■ **Aim**: Using the records provided below, locate and copy each line that contains the word "JSON".

Dataset items:
<<<<
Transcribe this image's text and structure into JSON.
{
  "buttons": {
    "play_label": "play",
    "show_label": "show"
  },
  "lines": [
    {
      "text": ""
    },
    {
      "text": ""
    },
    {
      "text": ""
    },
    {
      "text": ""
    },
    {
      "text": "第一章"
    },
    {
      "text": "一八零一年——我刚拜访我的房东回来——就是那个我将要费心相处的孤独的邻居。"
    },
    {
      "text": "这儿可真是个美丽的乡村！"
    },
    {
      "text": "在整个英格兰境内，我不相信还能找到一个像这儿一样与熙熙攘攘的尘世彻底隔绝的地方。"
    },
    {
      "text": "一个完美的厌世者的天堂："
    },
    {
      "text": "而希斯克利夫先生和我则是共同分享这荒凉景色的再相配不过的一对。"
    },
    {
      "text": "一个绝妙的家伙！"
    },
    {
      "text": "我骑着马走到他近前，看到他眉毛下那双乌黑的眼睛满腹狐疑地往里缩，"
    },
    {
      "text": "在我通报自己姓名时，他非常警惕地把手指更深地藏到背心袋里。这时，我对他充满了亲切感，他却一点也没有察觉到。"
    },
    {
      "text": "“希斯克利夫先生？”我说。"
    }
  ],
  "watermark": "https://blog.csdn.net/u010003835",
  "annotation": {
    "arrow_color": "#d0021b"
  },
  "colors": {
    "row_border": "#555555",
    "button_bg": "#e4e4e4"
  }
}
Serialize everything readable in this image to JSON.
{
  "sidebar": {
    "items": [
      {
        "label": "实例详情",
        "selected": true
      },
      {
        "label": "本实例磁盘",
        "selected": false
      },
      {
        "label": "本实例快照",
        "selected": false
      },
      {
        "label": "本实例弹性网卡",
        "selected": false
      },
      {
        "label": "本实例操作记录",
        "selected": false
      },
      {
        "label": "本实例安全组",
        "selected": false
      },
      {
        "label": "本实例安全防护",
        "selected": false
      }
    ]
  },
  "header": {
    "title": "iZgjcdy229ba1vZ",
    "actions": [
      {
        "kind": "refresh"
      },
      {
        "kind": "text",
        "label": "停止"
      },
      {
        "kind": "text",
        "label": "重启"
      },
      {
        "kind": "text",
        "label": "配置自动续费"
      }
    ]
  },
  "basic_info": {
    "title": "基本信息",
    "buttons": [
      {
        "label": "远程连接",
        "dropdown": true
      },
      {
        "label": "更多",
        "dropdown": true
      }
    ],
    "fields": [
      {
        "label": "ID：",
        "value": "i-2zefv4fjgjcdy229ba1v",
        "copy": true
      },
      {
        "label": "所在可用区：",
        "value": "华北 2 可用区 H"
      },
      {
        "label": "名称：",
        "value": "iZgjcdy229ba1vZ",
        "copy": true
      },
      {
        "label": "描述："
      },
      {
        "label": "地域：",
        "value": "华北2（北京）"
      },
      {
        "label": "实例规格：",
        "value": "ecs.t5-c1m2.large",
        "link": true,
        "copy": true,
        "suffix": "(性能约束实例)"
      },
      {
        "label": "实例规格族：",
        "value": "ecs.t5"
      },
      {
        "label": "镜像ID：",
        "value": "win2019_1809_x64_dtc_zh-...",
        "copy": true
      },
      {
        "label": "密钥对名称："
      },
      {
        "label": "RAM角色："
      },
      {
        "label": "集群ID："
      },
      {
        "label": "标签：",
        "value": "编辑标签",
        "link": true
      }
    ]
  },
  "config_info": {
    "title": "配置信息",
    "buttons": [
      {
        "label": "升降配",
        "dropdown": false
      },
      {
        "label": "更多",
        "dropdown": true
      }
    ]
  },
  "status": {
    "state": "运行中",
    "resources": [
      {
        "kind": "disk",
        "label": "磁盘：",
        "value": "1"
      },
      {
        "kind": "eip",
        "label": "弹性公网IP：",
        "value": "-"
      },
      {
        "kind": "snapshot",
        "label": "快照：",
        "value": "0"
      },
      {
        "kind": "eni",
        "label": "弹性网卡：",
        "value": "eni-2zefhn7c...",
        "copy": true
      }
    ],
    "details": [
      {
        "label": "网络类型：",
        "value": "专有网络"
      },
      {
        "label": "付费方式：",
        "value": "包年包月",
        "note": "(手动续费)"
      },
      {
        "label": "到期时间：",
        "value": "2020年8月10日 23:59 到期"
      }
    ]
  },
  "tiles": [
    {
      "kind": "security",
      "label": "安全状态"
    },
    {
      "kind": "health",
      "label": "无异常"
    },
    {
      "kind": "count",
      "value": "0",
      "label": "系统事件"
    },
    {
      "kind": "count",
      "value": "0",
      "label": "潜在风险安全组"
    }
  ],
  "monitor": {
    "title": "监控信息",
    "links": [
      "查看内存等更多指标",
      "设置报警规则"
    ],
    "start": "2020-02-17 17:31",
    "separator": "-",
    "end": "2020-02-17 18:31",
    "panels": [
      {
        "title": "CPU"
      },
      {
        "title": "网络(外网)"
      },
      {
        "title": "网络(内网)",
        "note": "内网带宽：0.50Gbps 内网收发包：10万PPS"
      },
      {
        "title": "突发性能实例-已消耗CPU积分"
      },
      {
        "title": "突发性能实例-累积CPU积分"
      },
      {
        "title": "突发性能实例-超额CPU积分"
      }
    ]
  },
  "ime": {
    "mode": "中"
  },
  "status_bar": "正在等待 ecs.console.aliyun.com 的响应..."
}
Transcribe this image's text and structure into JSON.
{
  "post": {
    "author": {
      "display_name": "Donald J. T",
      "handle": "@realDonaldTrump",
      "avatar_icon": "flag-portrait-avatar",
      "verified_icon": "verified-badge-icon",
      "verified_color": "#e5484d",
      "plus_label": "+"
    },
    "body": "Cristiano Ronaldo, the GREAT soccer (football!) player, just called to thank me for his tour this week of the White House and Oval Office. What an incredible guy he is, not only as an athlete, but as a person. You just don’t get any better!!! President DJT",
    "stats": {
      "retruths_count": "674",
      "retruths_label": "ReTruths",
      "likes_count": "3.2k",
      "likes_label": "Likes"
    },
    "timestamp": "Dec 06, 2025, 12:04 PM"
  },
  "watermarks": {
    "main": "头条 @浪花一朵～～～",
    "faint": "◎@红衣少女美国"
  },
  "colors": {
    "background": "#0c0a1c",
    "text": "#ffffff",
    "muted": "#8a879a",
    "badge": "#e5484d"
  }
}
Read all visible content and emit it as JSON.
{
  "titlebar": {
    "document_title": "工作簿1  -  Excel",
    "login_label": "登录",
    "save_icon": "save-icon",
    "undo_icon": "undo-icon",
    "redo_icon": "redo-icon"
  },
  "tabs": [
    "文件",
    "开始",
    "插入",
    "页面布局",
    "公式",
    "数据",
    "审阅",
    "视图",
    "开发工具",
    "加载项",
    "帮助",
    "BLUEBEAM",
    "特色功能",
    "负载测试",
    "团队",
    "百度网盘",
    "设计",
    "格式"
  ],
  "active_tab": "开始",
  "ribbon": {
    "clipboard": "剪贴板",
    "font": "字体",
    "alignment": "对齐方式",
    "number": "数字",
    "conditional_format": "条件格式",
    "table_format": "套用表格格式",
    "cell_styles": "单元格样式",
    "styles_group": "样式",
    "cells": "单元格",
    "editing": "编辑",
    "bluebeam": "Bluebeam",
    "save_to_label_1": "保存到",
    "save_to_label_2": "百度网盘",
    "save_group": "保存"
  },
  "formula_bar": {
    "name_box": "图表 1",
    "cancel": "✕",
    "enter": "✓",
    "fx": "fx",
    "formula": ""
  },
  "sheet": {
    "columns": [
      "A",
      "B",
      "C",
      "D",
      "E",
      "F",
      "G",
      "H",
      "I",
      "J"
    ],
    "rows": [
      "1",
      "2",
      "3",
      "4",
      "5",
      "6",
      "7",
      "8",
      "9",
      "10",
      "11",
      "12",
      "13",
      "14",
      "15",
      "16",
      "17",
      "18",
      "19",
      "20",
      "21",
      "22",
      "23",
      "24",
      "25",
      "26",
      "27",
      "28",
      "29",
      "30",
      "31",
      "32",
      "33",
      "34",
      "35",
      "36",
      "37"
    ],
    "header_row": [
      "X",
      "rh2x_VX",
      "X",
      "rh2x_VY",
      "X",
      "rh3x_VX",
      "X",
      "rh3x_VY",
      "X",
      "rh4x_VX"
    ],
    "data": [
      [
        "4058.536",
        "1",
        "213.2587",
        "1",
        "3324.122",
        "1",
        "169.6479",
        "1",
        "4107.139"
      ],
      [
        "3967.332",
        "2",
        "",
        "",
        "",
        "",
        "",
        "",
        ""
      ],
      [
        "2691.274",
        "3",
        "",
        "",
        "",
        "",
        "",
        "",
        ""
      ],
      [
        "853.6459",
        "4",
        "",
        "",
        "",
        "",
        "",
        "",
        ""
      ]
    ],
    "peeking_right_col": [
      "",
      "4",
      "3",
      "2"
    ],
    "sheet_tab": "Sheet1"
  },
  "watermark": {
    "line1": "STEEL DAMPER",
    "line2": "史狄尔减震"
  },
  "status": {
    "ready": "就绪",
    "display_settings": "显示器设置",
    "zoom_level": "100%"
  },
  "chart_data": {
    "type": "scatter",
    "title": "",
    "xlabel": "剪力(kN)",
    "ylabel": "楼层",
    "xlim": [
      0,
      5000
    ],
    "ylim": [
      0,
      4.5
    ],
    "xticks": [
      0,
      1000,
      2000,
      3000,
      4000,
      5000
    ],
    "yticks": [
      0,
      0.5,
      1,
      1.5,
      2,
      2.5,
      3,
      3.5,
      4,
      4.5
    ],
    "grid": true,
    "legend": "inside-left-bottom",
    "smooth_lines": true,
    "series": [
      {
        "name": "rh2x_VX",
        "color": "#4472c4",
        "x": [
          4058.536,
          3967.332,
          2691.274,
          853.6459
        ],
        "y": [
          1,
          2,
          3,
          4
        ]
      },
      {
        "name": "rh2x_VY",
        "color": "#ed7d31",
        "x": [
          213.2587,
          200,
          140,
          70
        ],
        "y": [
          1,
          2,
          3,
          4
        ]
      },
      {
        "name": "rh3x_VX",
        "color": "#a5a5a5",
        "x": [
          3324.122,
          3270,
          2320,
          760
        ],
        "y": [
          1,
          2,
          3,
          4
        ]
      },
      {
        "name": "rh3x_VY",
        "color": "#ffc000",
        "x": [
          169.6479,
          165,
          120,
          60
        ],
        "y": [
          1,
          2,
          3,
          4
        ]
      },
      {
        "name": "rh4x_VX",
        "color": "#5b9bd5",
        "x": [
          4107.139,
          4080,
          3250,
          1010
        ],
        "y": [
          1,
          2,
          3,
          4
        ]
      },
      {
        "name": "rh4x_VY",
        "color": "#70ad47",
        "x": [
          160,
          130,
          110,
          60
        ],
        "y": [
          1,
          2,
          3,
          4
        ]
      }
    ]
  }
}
>>>>
■ **Reply**:
Transcribe this image's text and structure into JSON.
Serialize everything readable in this image to JSON.
Transcribe this image's text and structure into JSON.
Read all visible content and emit it as JSON.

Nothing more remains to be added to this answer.